→ WHAT YOU WILL DO: Of the lines in the listing, how many include the string "Anwendung"? Write the number and nothing else.

→ Recorded data:
______

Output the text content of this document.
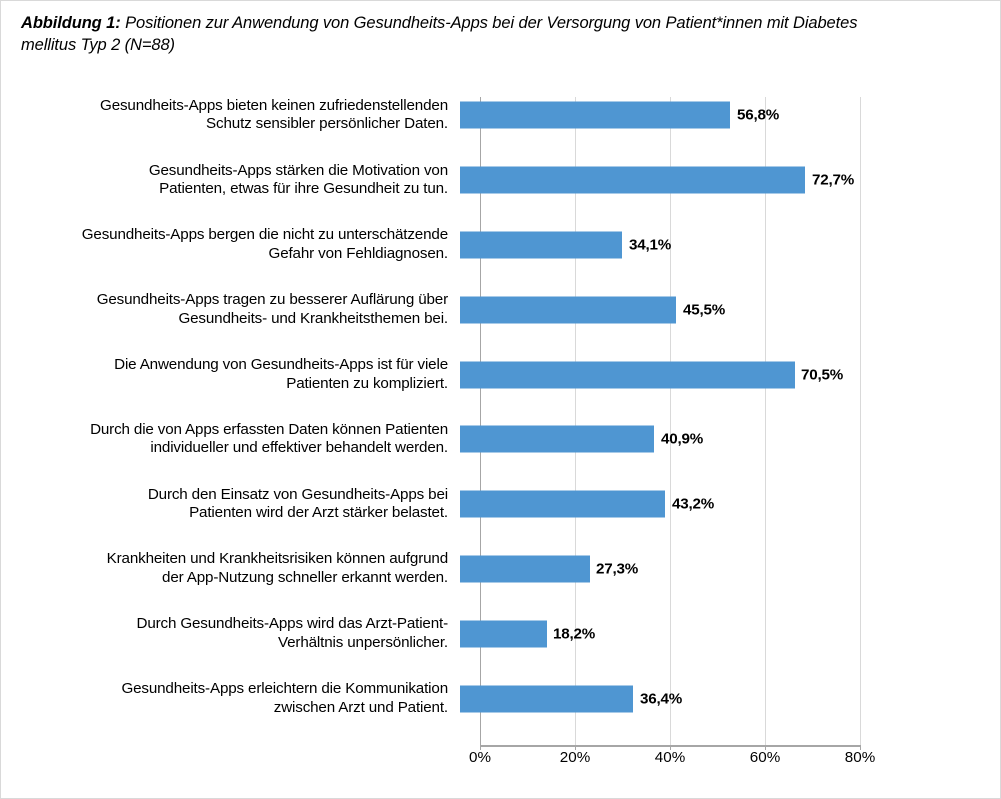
Abbildung 1: Positionen zur Anwendung von Gesundheits-Apps bei der Versorgung von Patient*innen mit Diabetes mellitus Typ 2 (N=88)
Gesundheits-Apps bieten keinen zufriedenstellenden
Schutz sensibler persönlicher Daten.	56,8%
Gesundheits-Apps stärken die Motivation von
Patienten, etwas für ihre Gesundheit zu tun.	72,7%
Gesundheits-Apps bergen die nicht zu unterschätzende
Gefahr von Fehldiagnosen.	34,1%
Gesundheits-Apps tragen zu besserer Auflärung über
Gesundheits- und Krankheitsthemen bei.	45,5%
Die Anwendung von Gesundheits-Apps ist für viele
Patienten zu kompliziert.	70,5%
Durch die von Apps erfassten Daten können Patienten
individueller und effektiver behandelt werden.	40,9%
Durch den Einsatz von Gesundheits-Apps bei
Patienten wird der Arzt stärker belastet.	43,2%
Krankheiten und Krankheitsrisiken können aufgrund
der App-Nutzung schneller erkannt werden.	27,3%
Durch Gesundheits-Apps wird das Arzt-Patient-
Verhältnis unpersönlicher.	18,2%
Gesundheits-Apps erleichtern die Kommunikation
zwischen Arzt und Patient.	36,4%
0%	20%	40%	60%	80%
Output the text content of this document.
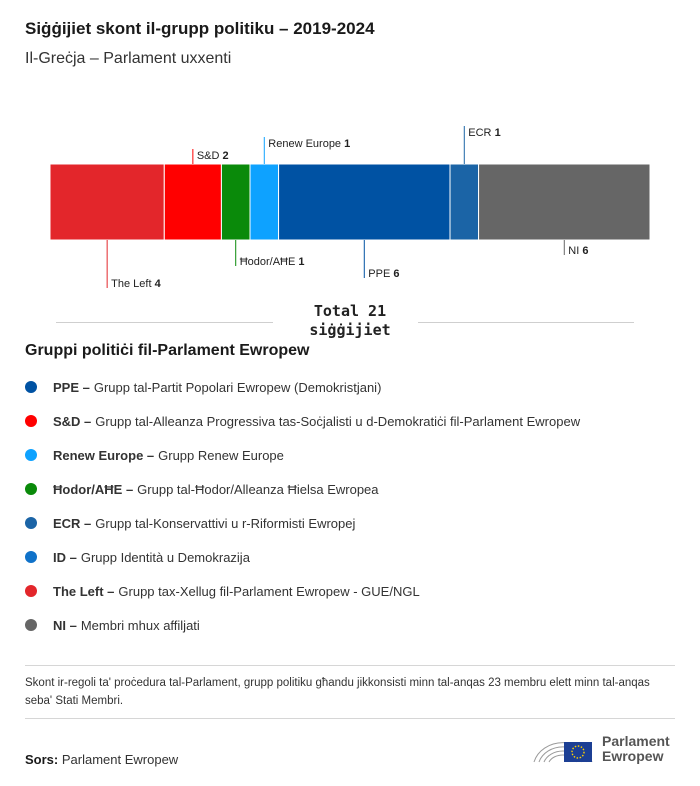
Siġġijiet skont il-grupp politiku – 2019-2024
Il-Greċja – Parlament uxxenti
The Left 4
S&D 2
Ħodor/AĦE 1
Renew Europe 1
PPE 6
ECR 1
NI 6
Total 21
siġġijiet
Gruppi politiċi fil-Parlament Ewropew
PPE – Grupp tal-Partit Popolari Ewropew (Demokristjani)
S&D – Grupp tal-Alleanza Progressiva tas-Soċjalisti u d-Demokratiċi fil-Parlament Ewropew
Renew Europe – Grupp Renew Europe
Ħodor/AĦE – Grupp tal-Ħodor/Alleanza Ħielsa Ewropea
ECR – Grupp tal-Konservattivi u r-Riformisti Ewropej
ID – Grupp Identità u Demokrazija
The Left – Grupp tax-Xellug fil-Parlament Ewropew - GUE/NGL
NI – Membri mhux affiljati
Skont ir-regoli ta' proċedura tal-Parlament, grupp politiku għandu jikkonsisti minn tal-anqas 23 membru elett minn tal-anqas seba' Stati Membri.
Sors: Parlament Ewropew
Parlament
Ewropew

______

→ FINISHED ANSWER: 2